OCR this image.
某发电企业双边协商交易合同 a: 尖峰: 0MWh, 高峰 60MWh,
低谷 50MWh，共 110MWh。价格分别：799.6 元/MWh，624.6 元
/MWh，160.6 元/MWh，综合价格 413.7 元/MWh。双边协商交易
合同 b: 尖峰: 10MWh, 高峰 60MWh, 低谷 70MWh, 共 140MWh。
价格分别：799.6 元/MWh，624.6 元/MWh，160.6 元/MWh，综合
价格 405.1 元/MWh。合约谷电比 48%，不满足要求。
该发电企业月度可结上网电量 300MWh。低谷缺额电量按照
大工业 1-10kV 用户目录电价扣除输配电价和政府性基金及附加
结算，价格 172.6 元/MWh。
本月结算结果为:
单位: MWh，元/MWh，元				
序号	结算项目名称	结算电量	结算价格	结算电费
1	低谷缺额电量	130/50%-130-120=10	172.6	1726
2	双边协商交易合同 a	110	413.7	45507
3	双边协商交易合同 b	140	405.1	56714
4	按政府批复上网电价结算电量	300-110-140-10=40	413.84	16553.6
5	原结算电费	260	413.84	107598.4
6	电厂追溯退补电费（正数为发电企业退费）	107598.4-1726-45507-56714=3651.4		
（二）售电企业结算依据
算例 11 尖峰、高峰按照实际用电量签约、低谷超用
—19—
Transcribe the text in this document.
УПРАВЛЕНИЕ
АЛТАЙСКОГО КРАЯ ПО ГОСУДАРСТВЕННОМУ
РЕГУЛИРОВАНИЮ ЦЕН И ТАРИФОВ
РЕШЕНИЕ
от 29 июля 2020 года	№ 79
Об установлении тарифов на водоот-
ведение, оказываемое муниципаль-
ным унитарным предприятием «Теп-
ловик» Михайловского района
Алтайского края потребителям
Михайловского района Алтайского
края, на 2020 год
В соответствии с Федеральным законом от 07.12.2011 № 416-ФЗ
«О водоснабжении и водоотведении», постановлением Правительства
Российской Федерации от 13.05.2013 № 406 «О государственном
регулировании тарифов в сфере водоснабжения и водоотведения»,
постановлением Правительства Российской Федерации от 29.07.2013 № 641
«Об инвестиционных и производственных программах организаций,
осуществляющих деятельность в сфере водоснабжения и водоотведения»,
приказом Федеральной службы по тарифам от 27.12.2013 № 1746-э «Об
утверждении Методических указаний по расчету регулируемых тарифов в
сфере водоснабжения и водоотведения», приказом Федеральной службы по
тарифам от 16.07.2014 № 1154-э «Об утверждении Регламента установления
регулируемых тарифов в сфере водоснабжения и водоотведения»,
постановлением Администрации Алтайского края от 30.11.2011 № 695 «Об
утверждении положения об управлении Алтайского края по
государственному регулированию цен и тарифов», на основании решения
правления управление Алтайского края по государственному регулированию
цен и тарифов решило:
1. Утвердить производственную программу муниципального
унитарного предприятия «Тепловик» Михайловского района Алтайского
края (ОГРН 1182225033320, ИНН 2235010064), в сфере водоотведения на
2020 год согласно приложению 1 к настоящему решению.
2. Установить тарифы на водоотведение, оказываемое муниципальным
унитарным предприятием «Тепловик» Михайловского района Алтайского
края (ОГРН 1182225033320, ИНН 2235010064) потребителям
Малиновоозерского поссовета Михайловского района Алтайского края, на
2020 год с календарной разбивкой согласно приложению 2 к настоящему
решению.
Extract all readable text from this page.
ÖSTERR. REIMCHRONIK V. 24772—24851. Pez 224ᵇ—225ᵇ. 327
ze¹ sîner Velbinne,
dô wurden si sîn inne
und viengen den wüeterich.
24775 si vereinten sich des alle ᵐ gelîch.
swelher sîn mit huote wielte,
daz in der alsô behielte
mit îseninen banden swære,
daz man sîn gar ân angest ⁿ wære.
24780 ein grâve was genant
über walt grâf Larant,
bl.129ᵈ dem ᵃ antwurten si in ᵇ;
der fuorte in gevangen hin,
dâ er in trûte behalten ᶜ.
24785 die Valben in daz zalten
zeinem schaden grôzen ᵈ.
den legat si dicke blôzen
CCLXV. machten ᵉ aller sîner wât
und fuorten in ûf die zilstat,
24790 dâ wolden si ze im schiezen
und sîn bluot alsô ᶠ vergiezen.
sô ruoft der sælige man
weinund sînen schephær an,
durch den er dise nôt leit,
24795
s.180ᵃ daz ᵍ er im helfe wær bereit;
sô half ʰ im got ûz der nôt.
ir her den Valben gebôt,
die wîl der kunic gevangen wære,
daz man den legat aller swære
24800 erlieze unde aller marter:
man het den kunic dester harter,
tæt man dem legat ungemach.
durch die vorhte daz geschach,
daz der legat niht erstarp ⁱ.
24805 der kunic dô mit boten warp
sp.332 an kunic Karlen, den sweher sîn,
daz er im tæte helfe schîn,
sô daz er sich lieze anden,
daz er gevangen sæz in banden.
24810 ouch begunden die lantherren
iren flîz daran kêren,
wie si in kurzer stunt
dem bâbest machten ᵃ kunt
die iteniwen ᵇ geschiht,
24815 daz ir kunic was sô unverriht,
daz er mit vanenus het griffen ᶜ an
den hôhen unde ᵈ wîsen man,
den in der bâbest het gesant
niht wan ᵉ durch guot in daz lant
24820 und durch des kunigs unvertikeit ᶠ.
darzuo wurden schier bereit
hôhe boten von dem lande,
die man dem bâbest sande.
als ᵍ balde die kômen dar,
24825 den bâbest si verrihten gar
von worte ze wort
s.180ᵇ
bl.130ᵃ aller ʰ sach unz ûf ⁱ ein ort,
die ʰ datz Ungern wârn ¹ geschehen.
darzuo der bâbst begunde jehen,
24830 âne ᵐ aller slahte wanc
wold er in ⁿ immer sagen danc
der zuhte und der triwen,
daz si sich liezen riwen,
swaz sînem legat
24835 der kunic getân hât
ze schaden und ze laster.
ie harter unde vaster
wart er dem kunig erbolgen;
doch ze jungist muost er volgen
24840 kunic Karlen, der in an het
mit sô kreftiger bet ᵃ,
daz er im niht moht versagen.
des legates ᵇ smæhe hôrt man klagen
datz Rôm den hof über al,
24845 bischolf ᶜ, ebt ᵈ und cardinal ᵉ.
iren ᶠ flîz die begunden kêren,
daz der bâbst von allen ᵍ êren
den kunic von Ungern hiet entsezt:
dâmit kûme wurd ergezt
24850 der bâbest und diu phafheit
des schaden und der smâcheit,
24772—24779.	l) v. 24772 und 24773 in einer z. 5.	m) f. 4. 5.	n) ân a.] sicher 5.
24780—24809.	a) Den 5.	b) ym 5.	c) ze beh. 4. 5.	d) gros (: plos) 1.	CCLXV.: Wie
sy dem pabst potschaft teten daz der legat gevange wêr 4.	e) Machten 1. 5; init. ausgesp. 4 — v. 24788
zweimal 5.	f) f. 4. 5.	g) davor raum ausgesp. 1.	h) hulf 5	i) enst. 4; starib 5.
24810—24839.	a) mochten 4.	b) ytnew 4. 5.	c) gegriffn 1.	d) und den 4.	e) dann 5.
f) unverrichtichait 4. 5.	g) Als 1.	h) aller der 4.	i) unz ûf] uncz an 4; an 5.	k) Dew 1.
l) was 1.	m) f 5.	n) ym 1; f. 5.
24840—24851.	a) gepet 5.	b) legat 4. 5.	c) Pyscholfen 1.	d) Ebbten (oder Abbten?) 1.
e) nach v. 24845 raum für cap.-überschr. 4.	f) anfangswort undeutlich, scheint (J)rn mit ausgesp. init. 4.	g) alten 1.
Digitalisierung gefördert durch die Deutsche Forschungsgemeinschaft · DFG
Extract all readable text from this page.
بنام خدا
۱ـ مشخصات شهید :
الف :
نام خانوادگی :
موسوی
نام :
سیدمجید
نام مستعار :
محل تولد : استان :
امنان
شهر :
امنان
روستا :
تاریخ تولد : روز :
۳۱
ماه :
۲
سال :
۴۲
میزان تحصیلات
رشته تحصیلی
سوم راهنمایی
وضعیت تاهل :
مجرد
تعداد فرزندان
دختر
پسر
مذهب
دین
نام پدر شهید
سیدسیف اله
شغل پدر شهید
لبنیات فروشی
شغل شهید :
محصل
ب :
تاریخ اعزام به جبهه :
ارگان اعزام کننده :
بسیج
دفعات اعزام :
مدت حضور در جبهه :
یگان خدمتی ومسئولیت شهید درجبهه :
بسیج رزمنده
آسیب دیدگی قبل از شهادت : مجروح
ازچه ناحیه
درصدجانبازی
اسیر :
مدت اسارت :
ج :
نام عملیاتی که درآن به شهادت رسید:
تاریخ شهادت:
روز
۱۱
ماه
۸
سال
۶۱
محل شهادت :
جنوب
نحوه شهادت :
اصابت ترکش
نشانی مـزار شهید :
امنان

**What needs to be done:** Look for the word "wurden" and return every line where it occurs.

**Answer to this exercise:**
dô wurden si sîn inne
darzuo wurden schier bereit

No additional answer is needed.